● What the task asks: Quote all entries in full, exactly.

● Available records:
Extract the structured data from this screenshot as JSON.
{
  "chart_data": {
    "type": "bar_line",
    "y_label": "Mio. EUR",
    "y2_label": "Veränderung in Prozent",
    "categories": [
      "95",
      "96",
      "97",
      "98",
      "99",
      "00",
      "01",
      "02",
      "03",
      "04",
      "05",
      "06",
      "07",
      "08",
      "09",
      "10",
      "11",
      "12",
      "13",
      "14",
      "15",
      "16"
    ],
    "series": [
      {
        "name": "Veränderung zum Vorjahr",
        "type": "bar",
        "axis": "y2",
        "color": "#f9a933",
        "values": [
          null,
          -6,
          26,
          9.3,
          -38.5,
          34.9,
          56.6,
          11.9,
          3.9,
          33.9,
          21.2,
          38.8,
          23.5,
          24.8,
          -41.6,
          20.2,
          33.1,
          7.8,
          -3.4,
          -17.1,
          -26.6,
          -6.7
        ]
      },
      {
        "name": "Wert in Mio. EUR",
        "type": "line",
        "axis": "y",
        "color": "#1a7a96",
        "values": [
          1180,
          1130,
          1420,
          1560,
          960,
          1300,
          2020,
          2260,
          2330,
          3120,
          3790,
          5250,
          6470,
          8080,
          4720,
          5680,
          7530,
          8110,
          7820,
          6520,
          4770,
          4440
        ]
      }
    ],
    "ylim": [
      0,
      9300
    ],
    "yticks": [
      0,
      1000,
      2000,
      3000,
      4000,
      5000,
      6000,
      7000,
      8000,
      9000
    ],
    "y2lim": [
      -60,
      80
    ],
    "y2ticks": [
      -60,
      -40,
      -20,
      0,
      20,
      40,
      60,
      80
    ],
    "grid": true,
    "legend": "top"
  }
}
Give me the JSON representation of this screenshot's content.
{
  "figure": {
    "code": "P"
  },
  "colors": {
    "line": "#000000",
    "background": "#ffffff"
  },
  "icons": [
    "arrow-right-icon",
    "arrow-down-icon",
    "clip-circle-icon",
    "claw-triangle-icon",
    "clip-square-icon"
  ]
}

● Solved exercise:
Extract the structured data from this screenshot as JSON.
{
  "chart_data": {
    "type": "bar_line",
    "y_label": "Mio. EUR",
    "y2_label": "Veränderung in Prozent",
    "categories": [
      "95",
      "96",
      "97",
      "98",
      "99",
      "00",
      "01",
      "02",
      "03",
      "04",
      "05",
      "06",
      "07",
      "08",
      "09",
      "10",
      "11",
      "12",
      "13",
      "14",
      "15",
      "16"
    ],
    "series": [
      {
        "name": "Veränderung zum Vorjahr",
        "type": "bar",
        "axis": "y2",
        "color": "#f9a933",
        "values": [
          null,
          -6,
          26,
          9.3,
          -38.5,
          34.9,
          56.6,
          11.9,
          3.9,
          33.9,
          21.2,
          38.8,
          23.5,
          24.8,
          -41.6,
          20.2,
          33.1,
          7.8,
          -3.4,
          -17.1,
          -26.6,
          -6.7
        ]
      },
      {
        "name": "Wert in Mio. EUR",
        "type": "line",
        "axis": "y",
        "color": "#1a7a96",
        "values": [
          1180,
          1130,
          1420,
          1560,
          960,
          1300,
          2020,
          2260,
          2330,
          3120,
          3790,
          5250,
          6470,
          8080,
          4720,
          5680,
          7530,
          8110,
          7820,
          6520,
          4770,
          4440
        ]
      }
    ],
    "ylim": [
      0,
      9300
    ],
    "yticks": [
      0,
      1000,
      2000,
      3000,
      4000,
      5000,
      6000,
      7000,
      8000,
      9000
    ],
    "y2lim": [
      -60,
      80
    ],
    "y2ticks": [
      -60,
      -40,
      -20,
      0,
      20,
      40,
      60,
      80
    ],
    "grid": true,
    "legend": "top"
  }
}
Give me the JSON representation of this screenshot's content.
{
  "figure": {
    "code": "P"
  },
  "colors": {
    "line": "#000000",
    "background": "#ffffff"
  },
  "icons": [
    "arrow-right-icon",
    "arrow-down-icon",
    "clip-circle-icon",
    "claw-triangle-icon",
    "clip-square-icon"
  ]
}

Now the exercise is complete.